● Instruction
Tell how many lines contain the word "held". Reply with the number only.

>> Start

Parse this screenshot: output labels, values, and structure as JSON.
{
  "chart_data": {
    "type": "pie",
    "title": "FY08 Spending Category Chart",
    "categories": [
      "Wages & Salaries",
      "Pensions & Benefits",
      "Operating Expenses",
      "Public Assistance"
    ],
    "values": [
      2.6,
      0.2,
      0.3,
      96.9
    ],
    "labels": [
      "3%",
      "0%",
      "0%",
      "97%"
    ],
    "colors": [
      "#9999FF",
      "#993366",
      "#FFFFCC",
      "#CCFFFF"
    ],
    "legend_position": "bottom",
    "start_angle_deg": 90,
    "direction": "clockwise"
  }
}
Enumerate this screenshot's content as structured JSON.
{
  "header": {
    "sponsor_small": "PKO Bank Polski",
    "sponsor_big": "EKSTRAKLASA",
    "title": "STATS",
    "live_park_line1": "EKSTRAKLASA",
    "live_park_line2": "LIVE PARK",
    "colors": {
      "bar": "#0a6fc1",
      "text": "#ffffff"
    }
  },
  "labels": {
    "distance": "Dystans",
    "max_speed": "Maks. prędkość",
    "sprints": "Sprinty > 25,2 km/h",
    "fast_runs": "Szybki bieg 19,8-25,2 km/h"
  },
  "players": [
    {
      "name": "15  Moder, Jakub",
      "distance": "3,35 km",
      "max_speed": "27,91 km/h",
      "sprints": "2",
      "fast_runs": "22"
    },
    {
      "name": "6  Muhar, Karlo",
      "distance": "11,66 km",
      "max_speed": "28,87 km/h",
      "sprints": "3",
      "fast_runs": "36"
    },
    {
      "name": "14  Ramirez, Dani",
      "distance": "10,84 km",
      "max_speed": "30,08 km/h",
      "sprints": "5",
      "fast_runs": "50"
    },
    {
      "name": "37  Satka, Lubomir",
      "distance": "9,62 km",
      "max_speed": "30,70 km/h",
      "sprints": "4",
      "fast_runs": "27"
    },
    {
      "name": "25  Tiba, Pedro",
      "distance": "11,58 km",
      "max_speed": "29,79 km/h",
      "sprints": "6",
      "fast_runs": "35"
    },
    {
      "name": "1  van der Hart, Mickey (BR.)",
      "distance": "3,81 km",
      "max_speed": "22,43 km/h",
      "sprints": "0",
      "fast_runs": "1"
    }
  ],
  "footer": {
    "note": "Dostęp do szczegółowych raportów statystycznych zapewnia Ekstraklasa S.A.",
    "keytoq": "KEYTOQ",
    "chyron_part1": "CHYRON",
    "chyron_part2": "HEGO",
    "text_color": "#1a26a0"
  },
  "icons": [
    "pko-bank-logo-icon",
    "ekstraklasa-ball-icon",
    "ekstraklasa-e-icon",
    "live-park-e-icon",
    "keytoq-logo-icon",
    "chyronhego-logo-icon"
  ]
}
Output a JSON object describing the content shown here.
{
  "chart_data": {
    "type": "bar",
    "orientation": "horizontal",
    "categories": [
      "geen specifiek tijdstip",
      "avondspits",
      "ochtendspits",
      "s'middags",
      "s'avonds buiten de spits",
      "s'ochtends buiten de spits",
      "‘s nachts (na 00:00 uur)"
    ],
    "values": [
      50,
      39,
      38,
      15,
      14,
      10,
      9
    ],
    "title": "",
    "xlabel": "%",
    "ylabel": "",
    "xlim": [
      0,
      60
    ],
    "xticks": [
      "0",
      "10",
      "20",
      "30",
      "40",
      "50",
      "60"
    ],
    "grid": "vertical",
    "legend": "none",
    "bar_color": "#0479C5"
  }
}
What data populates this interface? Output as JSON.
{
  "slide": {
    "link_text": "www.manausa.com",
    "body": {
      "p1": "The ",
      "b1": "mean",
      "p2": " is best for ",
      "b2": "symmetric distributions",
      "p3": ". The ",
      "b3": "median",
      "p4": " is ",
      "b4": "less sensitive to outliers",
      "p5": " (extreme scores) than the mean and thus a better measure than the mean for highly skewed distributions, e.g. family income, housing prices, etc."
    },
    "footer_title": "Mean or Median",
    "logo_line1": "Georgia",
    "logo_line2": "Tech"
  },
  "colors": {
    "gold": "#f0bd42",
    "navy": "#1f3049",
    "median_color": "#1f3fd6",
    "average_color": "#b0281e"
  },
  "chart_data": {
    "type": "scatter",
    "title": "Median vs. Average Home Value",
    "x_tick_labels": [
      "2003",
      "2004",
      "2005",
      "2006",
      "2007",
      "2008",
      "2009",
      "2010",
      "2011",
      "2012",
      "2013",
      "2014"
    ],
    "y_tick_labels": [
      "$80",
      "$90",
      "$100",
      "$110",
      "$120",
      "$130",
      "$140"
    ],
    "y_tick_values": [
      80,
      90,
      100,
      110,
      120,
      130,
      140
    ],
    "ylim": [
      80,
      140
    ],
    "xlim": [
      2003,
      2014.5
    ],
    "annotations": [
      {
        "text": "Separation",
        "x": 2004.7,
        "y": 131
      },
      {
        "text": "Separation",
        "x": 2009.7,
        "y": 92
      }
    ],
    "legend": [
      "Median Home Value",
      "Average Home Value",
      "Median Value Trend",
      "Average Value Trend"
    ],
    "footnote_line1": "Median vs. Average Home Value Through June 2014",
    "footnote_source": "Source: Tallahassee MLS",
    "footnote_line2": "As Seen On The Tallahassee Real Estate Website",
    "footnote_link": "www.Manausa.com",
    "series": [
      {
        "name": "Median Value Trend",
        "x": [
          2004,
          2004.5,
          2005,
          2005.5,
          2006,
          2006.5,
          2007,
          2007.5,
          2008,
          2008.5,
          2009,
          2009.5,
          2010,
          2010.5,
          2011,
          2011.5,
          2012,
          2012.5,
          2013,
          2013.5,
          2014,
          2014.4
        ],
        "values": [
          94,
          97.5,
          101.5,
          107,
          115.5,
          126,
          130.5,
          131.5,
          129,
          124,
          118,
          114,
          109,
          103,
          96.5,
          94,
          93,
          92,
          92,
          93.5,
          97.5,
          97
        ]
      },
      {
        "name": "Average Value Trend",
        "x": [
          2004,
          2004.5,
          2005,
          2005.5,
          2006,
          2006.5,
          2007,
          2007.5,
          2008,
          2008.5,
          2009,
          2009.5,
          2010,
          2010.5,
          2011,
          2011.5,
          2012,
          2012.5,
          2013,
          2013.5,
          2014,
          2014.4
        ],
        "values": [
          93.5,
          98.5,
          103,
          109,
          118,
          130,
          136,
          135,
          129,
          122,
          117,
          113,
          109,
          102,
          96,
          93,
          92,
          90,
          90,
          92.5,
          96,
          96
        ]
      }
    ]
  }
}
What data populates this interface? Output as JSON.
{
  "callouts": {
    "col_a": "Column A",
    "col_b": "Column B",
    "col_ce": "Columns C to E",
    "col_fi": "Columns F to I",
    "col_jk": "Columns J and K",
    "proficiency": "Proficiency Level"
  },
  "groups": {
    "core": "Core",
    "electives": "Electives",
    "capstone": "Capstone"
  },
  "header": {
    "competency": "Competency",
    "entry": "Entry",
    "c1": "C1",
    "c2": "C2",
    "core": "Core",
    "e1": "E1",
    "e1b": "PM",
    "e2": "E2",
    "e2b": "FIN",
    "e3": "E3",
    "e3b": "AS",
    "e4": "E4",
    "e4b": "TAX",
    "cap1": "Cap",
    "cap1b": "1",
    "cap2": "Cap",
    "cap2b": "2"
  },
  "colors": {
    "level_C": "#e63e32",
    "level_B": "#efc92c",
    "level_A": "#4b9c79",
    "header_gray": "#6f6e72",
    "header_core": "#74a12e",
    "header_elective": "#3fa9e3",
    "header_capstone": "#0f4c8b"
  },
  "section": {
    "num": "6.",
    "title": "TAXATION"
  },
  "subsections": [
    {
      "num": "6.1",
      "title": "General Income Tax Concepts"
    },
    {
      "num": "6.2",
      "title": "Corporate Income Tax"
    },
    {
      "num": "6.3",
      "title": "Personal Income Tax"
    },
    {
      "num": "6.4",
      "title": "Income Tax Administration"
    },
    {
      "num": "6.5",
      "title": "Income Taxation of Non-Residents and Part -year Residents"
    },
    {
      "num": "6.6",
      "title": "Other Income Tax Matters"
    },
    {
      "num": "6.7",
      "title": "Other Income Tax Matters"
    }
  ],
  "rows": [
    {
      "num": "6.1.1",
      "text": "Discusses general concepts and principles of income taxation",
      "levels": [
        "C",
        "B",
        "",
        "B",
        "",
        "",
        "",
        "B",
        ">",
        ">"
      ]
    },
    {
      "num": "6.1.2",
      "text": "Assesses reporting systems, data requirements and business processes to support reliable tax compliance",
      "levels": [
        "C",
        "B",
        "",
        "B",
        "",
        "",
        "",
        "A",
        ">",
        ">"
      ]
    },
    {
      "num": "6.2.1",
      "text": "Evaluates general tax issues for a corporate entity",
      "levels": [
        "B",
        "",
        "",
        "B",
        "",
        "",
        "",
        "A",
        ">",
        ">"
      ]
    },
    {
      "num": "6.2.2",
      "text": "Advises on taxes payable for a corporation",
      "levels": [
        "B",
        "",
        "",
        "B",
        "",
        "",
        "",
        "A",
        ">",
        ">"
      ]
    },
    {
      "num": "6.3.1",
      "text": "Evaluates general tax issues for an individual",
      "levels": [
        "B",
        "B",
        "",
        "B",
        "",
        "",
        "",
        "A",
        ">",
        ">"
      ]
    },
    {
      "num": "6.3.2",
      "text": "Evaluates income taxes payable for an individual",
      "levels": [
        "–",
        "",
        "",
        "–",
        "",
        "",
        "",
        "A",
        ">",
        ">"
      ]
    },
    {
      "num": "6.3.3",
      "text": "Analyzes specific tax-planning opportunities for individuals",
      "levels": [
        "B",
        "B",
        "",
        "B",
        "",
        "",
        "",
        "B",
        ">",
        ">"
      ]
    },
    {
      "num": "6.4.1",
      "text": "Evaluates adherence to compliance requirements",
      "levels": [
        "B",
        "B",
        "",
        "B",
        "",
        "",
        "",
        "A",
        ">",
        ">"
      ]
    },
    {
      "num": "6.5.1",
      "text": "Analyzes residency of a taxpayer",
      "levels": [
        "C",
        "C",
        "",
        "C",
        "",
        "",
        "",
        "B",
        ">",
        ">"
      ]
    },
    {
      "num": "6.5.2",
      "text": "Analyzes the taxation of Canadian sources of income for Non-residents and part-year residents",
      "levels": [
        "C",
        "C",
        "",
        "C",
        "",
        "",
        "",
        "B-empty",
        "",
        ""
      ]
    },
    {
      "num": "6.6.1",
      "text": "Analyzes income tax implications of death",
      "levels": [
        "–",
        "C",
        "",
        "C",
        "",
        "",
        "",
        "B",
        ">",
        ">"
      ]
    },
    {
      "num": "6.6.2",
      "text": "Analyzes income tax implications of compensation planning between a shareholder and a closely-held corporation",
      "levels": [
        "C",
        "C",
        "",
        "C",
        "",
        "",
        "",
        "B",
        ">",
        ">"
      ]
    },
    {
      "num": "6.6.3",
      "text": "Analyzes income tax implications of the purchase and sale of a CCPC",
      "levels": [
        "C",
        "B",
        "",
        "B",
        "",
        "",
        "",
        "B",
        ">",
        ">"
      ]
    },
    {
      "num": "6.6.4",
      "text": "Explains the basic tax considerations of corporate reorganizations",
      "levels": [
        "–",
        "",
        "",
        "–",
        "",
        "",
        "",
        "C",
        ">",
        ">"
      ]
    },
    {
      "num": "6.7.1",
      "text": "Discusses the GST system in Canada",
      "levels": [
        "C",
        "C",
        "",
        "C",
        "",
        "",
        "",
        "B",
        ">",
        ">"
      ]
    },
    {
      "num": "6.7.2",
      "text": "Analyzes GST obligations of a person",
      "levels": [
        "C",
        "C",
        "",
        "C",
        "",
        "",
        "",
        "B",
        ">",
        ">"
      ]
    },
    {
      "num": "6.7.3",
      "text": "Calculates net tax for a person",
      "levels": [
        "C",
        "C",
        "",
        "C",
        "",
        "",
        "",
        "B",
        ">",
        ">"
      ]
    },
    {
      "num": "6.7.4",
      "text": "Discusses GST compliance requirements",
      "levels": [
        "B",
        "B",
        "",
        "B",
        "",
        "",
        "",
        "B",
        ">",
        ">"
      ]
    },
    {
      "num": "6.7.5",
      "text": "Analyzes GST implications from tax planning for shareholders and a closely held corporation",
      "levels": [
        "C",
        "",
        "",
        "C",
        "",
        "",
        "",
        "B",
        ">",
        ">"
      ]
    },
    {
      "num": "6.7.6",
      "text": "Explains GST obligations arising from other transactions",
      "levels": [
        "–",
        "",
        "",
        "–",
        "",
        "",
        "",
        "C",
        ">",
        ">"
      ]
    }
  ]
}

>> End

● Task output
2